-------- Supplied entries --------

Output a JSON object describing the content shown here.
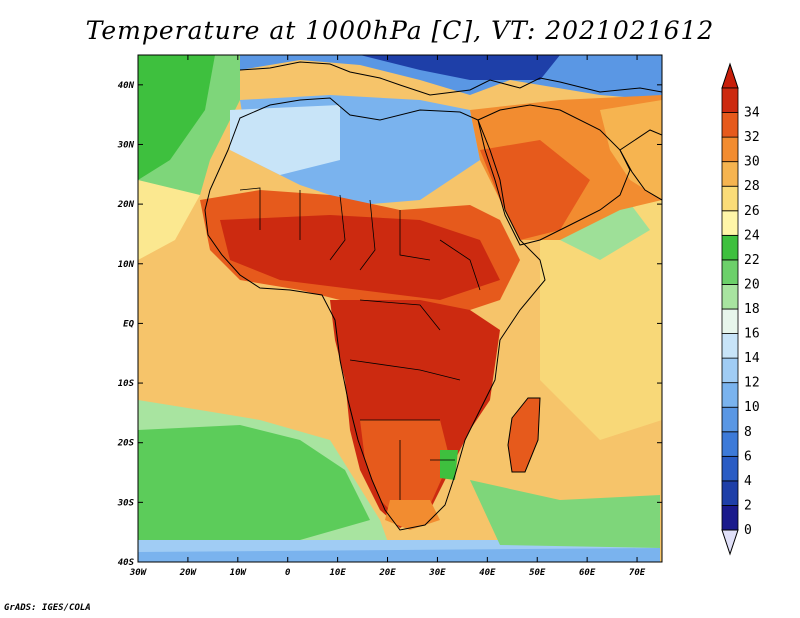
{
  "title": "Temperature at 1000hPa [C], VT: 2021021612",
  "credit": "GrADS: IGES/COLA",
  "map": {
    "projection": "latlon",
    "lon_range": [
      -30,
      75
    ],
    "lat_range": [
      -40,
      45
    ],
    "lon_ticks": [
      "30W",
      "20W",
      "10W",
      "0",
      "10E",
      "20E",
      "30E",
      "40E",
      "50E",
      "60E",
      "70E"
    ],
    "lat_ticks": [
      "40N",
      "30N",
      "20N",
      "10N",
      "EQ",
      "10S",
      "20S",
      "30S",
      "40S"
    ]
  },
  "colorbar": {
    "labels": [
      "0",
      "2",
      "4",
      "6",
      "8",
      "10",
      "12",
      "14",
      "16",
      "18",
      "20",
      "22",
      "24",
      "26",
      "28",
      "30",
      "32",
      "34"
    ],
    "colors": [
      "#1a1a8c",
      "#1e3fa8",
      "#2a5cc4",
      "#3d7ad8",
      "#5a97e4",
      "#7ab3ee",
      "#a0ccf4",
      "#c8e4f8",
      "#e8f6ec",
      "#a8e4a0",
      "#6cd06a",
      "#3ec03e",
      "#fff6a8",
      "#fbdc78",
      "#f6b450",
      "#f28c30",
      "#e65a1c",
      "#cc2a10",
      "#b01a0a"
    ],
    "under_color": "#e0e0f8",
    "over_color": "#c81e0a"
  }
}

--------

* Work required: Copy every line of the data word for word, omitting the images.

* Result of the exercise:
Output a JSON object describing the content shown here.
{
  "title": "Temperature at 1000hPa [C], VT: 2021021612",
  "credit": "GrADS: IGES/COLA",
  "map": {
    "projection": "latlon",
    "lon_range": [
      -30,
      75
    ],
    "lat_range": [
      -40,
      45
    ],
    "lon_ticks": [
      "30W",
      "20W",
      "10W",
      "0",
      "10E",
      "20E",
      "30E",
      "40E",
      "50E",
      "60E",
      "70E"
    ],
    "lat_ticks": [
      "40N",
      "30N",
      "20N",
      "10N",
      "EQ",
      "10S",
      "20S",
      "30S",
      "40S"
    ]
  },
  "colorbar": {
    "labels": [
      "0",
      "2",
      "4",
      "6",
      "8",
      "10",
      "12",
      "14",
      "16",
      "18",
      "20",
      "22",
      "24",
      "26",
      "28",
      "30",
      "32",
      "34"
    ],
    "colors": [
      "#1a1a8c",
      "#1e3fa8",
      "#2a5cc4",
      "#3d7ad8",
      "#5a97e4",
      "#7ab3ee",
      "#a0ccf4",
      "#c8e4f8",
      "#e8f6ec",
      "#a8e4a0",
      "#6cd06a",
      "#3ec03e",
      "#fff6a8",
      "#fbdc78",
      "#f6b450",
      "#f28c30",
      "#e65a1c",
      "#cc2a10",
      "#b01a0a"
    ],
    "under_color": "#e0e0f8",
    "over_color": "#c81e0a"
  }
}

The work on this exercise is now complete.